═══ Data to use ═══
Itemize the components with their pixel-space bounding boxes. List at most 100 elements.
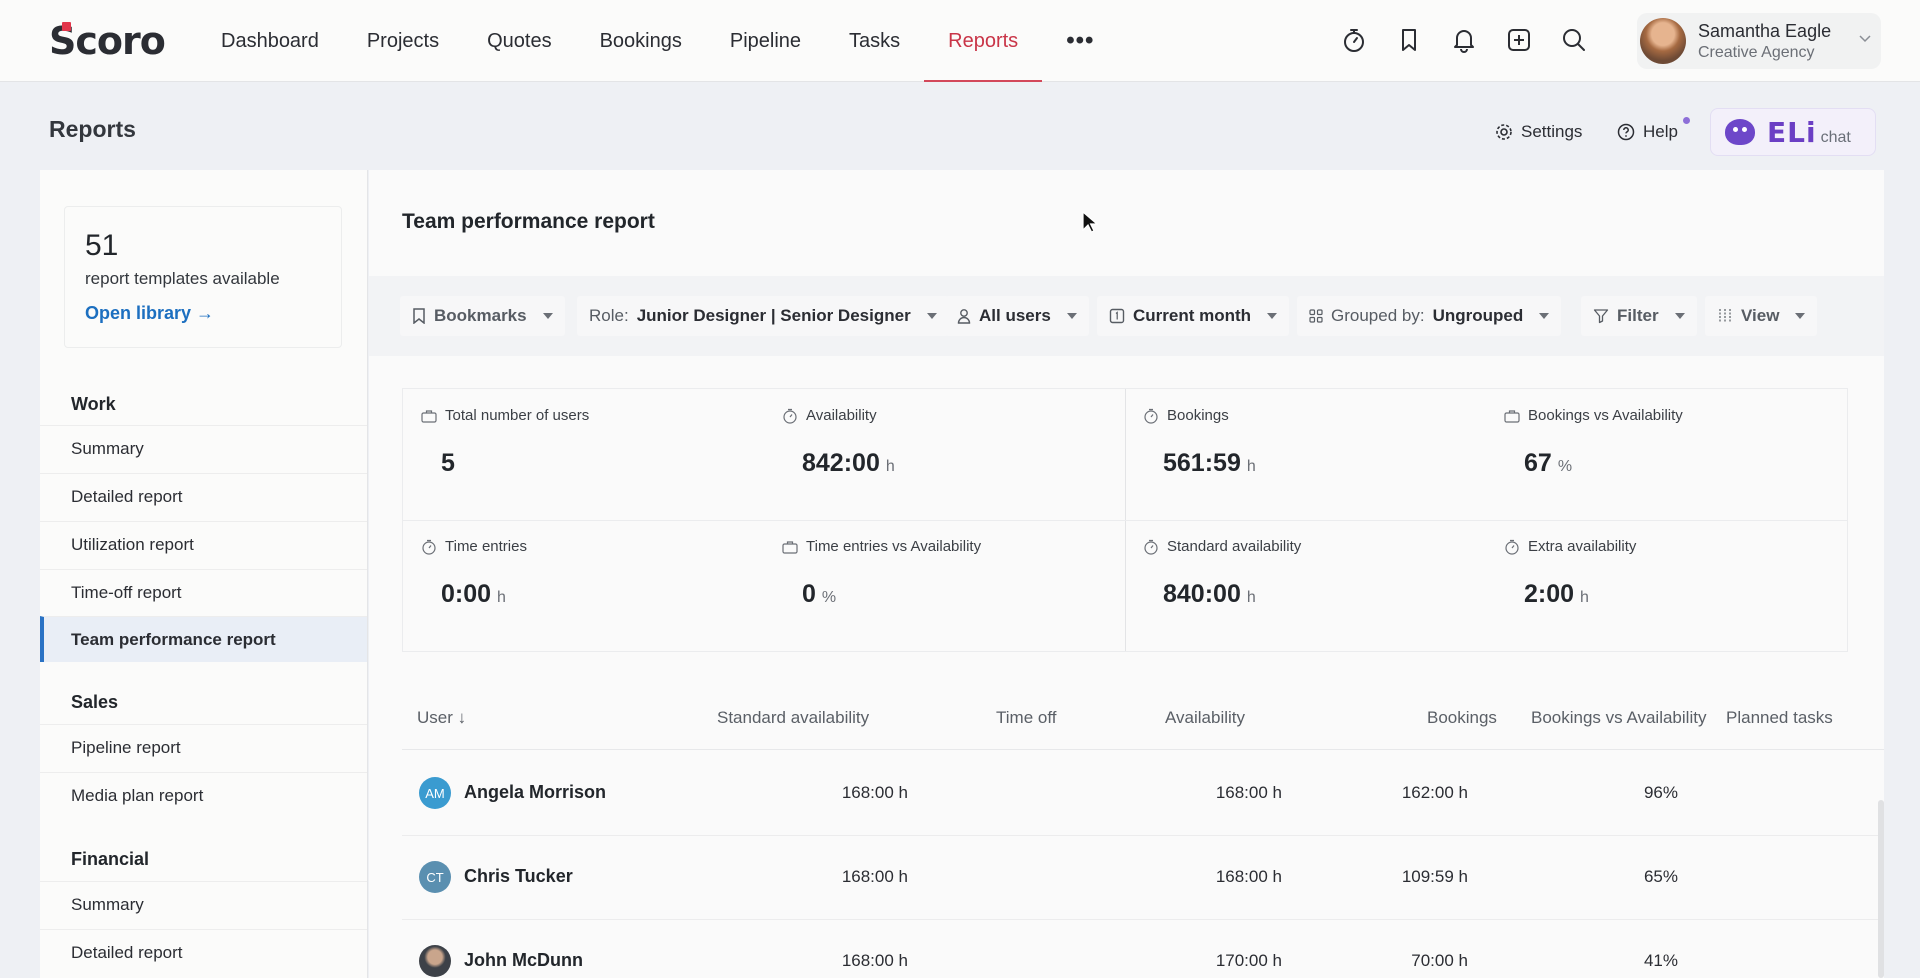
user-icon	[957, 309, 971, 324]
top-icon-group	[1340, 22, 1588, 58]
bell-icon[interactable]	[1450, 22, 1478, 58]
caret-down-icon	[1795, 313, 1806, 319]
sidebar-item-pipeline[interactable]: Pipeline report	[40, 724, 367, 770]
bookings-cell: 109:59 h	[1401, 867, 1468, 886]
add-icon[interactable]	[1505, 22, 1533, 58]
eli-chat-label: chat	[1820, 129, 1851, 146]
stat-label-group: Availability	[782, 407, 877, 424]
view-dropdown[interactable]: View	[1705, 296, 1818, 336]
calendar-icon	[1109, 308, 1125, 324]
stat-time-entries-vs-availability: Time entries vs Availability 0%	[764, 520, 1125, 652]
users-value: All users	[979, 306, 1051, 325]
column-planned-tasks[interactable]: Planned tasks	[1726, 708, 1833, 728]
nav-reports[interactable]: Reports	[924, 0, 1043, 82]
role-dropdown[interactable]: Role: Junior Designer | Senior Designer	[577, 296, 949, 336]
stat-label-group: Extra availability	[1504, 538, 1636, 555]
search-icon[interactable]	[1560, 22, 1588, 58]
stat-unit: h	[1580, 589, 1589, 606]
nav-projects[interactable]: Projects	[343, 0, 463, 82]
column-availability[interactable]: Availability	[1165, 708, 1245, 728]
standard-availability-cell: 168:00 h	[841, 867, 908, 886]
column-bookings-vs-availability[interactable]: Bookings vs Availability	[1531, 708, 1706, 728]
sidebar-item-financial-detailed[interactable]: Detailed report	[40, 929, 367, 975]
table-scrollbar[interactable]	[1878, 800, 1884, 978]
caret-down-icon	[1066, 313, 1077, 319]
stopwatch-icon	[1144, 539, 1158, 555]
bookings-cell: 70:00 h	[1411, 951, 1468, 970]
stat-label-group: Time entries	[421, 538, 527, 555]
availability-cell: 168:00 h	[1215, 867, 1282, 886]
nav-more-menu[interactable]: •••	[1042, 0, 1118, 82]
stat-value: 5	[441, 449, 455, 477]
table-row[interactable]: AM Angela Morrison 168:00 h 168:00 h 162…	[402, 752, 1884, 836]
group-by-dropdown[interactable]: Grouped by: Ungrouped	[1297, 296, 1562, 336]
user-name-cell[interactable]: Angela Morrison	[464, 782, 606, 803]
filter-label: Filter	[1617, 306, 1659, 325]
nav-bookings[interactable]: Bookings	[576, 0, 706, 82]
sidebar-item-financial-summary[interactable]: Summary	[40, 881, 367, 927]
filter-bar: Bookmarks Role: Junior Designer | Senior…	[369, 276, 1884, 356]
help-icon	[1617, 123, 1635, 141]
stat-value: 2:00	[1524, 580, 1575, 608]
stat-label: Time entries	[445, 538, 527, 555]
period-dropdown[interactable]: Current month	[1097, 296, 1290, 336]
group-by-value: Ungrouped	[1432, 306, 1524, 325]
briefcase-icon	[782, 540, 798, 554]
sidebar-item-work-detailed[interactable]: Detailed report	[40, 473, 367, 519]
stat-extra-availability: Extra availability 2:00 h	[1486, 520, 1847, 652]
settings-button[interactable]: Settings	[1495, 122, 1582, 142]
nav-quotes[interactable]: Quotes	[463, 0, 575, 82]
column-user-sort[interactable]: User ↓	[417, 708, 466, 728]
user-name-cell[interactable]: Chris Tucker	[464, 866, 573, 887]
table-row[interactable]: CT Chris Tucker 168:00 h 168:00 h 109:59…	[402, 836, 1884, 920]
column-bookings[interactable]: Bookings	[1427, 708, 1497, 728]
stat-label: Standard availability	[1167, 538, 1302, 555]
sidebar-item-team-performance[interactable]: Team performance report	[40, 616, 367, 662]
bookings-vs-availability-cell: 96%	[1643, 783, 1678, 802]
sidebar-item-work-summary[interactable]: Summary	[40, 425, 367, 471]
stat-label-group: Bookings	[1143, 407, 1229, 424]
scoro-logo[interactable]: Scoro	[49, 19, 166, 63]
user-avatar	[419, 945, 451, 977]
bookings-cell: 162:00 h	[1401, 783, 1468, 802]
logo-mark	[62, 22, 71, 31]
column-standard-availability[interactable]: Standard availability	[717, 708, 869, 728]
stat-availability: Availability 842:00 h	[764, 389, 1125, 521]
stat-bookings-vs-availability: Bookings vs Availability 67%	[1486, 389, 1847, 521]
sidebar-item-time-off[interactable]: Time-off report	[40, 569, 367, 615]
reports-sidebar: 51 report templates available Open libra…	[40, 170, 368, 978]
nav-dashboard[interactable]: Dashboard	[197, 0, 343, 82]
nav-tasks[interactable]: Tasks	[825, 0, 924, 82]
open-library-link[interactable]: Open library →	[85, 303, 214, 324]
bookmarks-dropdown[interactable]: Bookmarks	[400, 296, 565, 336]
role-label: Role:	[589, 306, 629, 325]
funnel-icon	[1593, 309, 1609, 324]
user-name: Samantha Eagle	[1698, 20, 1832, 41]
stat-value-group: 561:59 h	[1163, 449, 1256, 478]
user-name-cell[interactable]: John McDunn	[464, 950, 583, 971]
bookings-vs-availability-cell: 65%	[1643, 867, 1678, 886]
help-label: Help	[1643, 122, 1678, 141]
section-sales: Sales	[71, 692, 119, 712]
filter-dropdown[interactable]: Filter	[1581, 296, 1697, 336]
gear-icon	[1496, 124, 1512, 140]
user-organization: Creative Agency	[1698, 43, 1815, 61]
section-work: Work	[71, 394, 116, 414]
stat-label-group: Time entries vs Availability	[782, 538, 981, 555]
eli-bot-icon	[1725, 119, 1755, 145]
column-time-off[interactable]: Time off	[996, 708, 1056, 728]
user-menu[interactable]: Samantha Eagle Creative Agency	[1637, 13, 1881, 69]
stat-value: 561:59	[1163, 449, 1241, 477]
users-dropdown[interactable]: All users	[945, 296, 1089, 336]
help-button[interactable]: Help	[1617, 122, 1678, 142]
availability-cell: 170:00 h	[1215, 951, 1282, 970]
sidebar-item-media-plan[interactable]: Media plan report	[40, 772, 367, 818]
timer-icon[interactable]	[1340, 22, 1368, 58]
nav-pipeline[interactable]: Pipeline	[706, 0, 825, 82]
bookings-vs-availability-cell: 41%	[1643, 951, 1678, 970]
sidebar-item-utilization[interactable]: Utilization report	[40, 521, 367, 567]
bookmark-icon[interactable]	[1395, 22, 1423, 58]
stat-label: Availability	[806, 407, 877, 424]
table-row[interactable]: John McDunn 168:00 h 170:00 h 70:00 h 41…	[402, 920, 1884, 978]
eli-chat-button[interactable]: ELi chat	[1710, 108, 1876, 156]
═══
Pick out every line of the records that contains the word "Bookmarks", matching upper and lower case exactly.

filter-bar: Bookmarks Role: Junior Designer | Senior…	[369, 276, 1884, 356]
bookmarks-dropdown[interactable]: Bookmarks	[400, 296, 565, 336]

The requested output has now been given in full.